>>>

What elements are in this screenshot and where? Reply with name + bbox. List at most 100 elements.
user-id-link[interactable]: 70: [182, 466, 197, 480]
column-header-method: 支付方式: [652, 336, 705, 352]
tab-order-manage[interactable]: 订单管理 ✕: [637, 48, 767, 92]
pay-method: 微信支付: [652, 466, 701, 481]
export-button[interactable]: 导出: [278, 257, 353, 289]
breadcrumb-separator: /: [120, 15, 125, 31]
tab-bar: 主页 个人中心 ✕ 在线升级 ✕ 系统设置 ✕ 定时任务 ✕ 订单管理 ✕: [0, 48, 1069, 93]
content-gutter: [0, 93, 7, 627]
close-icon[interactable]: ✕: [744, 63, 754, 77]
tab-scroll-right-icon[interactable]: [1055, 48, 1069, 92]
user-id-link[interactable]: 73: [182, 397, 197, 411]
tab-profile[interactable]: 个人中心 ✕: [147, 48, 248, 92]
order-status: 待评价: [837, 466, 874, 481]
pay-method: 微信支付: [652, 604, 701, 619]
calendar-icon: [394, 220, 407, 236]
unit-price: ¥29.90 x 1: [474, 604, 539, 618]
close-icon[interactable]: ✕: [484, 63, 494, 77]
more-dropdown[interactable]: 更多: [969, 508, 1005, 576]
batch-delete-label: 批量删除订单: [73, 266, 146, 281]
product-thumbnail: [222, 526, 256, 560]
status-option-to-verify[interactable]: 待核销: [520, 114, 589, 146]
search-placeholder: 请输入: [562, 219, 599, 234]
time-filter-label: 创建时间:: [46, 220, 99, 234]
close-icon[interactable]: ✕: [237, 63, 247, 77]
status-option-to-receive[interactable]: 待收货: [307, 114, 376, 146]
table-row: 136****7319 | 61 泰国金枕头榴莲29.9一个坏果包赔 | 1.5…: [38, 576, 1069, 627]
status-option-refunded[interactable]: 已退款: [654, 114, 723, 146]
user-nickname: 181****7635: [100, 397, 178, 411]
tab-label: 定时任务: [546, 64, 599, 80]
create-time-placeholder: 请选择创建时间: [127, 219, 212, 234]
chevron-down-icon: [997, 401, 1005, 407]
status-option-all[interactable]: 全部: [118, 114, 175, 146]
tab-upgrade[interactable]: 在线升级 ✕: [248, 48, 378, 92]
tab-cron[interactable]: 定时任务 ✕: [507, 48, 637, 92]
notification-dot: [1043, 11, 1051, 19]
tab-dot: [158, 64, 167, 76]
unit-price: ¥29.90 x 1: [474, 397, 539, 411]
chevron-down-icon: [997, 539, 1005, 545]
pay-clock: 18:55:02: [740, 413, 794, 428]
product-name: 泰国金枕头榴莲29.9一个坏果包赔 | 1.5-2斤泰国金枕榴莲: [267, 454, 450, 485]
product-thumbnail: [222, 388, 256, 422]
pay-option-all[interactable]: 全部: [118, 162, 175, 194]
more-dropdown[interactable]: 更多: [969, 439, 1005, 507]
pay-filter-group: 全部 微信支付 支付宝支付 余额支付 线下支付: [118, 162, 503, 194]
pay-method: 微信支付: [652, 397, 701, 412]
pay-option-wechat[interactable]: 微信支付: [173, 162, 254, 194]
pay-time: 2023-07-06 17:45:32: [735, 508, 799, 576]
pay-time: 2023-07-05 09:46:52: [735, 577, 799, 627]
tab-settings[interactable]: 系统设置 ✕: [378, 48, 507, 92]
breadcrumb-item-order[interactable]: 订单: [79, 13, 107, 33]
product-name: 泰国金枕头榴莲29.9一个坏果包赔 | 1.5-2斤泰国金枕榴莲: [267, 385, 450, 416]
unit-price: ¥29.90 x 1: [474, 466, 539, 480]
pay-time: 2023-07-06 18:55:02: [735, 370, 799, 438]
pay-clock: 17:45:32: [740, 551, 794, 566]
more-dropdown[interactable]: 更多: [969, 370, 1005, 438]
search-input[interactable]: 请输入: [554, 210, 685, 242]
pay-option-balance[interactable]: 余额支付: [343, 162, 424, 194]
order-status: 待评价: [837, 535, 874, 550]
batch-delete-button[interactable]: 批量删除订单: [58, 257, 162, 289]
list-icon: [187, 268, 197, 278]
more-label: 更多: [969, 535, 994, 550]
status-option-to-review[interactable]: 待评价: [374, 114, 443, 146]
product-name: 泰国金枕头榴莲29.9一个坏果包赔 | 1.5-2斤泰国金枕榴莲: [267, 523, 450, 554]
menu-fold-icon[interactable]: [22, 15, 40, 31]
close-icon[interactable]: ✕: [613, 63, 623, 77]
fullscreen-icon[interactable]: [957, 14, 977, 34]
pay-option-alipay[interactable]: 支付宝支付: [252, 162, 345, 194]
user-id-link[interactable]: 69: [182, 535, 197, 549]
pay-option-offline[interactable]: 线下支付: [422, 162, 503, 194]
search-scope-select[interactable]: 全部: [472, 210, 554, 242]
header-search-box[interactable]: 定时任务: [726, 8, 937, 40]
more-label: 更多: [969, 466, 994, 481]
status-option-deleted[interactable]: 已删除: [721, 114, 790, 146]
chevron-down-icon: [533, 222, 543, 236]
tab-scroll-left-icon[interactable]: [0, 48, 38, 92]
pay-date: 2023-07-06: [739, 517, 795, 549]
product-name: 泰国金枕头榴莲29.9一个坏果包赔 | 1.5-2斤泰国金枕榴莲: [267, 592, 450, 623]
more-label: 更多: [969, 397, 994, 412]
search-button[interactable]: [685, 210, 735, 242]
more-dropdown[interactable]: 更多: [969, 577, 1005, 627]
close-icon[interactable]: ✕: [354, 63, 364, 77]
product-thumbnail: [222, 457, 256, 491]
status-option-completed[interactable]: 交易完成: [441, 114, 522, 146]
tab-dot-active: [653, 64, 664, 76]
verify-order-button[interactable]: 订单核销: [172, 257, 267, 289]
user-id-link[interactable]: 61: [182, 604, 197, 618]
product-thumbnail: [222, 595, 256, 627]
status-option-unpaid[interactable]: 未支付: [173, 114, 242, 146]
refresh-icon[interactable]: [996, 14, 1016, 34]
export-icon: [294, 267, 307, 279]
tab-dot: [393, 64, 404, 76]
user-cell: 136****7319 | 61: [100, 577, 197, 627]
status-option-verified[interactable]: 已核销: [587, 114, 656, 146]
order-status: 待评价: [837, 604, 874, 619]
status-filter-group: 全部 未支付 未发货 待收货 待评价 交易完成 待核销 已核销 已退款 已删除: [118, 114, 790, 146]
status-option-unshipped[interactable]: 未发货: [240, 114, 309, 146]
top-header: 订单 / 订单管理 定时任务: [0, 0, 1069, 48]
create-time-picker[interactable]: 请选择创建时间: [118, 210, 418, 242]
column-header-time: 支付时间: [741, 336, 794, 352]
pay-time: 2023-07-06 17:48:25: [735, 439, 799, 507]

<<<

# THE REQUEST
Rewrite all the records above, swapping "product-thumbnail" for "product-image" everywhere and leaving everything else as it is.

# REPLY
What elements are in this screenshot and where? Reply with name + bbox. List at most 100 elements.
user-id-link[interactable]: 70: [182, 466, 197, 480]
column-header-method: 支付方式: [652, 336, 705, 352]
tab-order-manage[interactable]: 订单管理 ✕: [637, 48, 767, 92]
pay-method: 微信支付: [652, 466, 701, 481]
export-button[interactable]: 导出: [278, 257, 353, 289]
breadcrumb-separator: /: [120, 15, 125, 31]
tab-bar: 主页 个人中心 ✕ 在线升级 ✕ 系统设置 ✕ 定时任务 ✕ 订单管理 ✕: [0, 48, 1069, 93]
content-gutter: [0, 93, 7, 627]
close-icon[interactable]: ✕: [744, 63, 754, 77]
tab-scroll-right-icon[interactable]: [1055, 48, 1069, 92]
user-id-link[interactable]: 73: [182, 397, 197, 411]
tab-profile[interactable]: 个人中心 ✕: [147, 48, 248, 92]
order-status: 待评价: [837, 466, 874, 481]
pay-method: 微信支付: [652, 604, 701, 619]
calendar-icon: [394, 220, 407, 236]
unit-price: ¥29.90 x 1: [474, 604, 539, 618]
close-icon[interactable]: ✕: [484, 63, 494, 77]
more-dropdown[interactable]: 更多: [969, 508, 1005, 576]
batch-delete-label: 批量删除订单: [73, 266, 146, 281]
product-image: [222, 526, 256, 560]
status-option-to-verify[interactable]: 待核销: [520, 114, 589, 146]
search-placeholder: 请输入: [562, 219, 599, 234]
time-filter-label: 创建时间:: [46, 220, 99, 234]
close-icon[interactable]: ✕: [237, 63, 247, 77]
status-option-to-receive[interactable]: 待收货: [307, 114, 376, 146]
table-row: 136****7319 | 61 泰国金枕头榴莲29.9一个坏果包赔 | 1.5…: [38, 576, 1069, 627]
status-option-refunded[interactable]: 已退款: [654, 114, 723, 146]
user-nickname: 181****7635: [100, 397, 178, 411]
tab-label: 定时任务: [546, 64, 599, 80]
create-time-placeholder: 请选择创建时间: [127, 219, 212, 234]
chevron-down-icon: [997, 401, 1005, 407]
status-option-all[interactable]: 全部: [118, 114, 175, 146]
tab-upgrade[interactable]: 在线升级 ✕: [248, 48, 378, 92]
tab-cron[interactable]: 定时任务 ✕: [507, 48, 637, 92]
notification-dot: [1043, 11, 1051, 19]
tab-dot: [158, 64, 167, 76]
unit-price: ¥29.90 x 1: [474, 397, 539, 411]
chevron-down-icon: [997, 539, 1005, 545]
pay-clock: 18:55:02: [740, 413, 794, 428]
product-name: 泰国金枕头榴莲29.9一个坏果包赔 | 1.5-2斤泰国金枕榴莲: [267, 454, 450, 485]
product-image: [222, 388, 256, 422]
pay-option-all[interactable]: 全部: [118, 162, 175, 194]
more-dropdown[interactable]: 更多: [969, 439, 1005, 507]
pay-filter-group: 全部 微信支付 支付宝支付 余额支付 线下支付: [118, 162, 503, 194]
pay-method: 微信支付: [652, 397, 701, 412]
pay-option-wechat[interactable]: 微信支付: [173, 162, 254, 194]
pay-time: 2023-07-06 17:45:32: [735, 508, 799, 576]
pay-time: 2023-07-05 09:46:52: [735, 577, 799, 627]
tab-settings[interactable]: 系统设置 ✕: [378, 48, 507, 92]
breadcrumb-item-order[interactable]: 订单: [79, 13, 107, 33]
product-name: 泰国金枕头榴莲29.9一个坏果包赔 | 1.5-2斤泰国金枕榴莲: [267, 385, 450, 416]
unit-price: ¥29.90 x 1: [474, 466, 539, 480]
pay-time: 2023-07-06 18:55:02: [735, 370, 799, 438]
pay-clock: 17:45:32: [740, 551, 794, 566]
more-dropdown[interactable]: 更多: [969, 370, 1005, 438]
search-input[interactable]: 请输入: [554, 210, 685, 242]
pay-option-balance[interactable]: 余额支付: [343, 162, 424, 194]
order-status: 待评价: [837, 535, 874, 550]
batch-delete-button[interactable]: 批量删除订单: [58, 257, 162, 289]
list-icon: [187, 268, 197, 278]
more-label: 更多: [969, 535, 994, 550]
status-option-to-review[interactable]: 待评价: [374, 114, 443, 146]
product-name: 泰国金枕头榴莲29.9一个坏果包赔 | 1.5-2斤泰国金枕榴莲: [267, 523, 450, 554]
menu-fold-icon[interactable]: [22, 15, 40, 31]
close-icon[interactable]: ✕: [613, 63, 623, 77]
fullscreen-icon[interactable]: [957, 14, 977, 34]
pay-option-alipay[interactable]: 支付宝支付: [252, 162, 345, 194]
user-id-link[interactable]: 69: [182, 535, 197, 549]
pay-option-offline[interactable]: 线下支付: [422, 162, 503, 194]
search-scope-select[interactable]: 全部: [472, 210, 554, 242]
header-search-box[interactable]: 定时任务: [726, 8, 937, 40]
more-label: 更多: [969, 466, 994, 481]
status-option-deleted[interactable]: 已删除: [721, 114, 790, 146]
chevron-down-icon: [533, 222, 543, 236]
tab-scroll-left-icon[interactable]: [0, 48, 38, 92]
pay-date: 2023-07-06: [739, 517, 795, 549]
product-name: 泰国金枕头榴莲29.9一个坏果包赔 | 1.5-2斤泰国金枕榴莲: [267, 592, 450, 623]
more-label: 更多: [969, 397, 994, 412]
search-button[interactable]: [685, 210, 735, 242]
more-dropdown[interactable]: 更多: [969, 577, 1005, 627]
close-icon[interactable]: ✕: [354, 63, 364, 77]
product-image: [222, 457, 256, 491]
status-option-completed[interactable]: 交易完成: [441, 114, 522, 146]
tab-dot-active: [653, 64, 664, 76]
verify-order-button[interactable]: 订单核销: [172, 257, 267, 289]
user-id-link[interactable]: 61: [182, 604, 197, 618]
product-image: [222, 595, 256, 627]
status-option-unpaid[interactable]: 未支付: [173, 114, 242, 146]
refresh-icon[interactable]: [996, 14, 1016, 34]
export-icon: [294, 267, 307, 279]
tab-dot: [393, 64, 404, 76]
user-cell: 136****7319 | 61: [100, 577, 197, 627]
status-option-verified[interactable]: 已核销: [587, 114, 656, 146]
order-status: 待评价: [837, 604, 874, 619]
status-filter-group: 全部 未支付 未发货 待收货 待评价 交易完成 待核销 已核销 已退款 已删除: [118, 114, 790, 146]
status-option-unshipped[interactable]: 未发货: [240, 114, 309, 146]
top-header: 订单 / 订单管理 定时任务: [0, 0, 1069, 48]
create-time-picker[interactable]: 请选择创建时间: [118, 210, 418, 242]
column-header-time: 支付时间: [741, 336, 794, 352]
pay-time: 2023-07-06 17:48:25: [735, 439, 799, 507]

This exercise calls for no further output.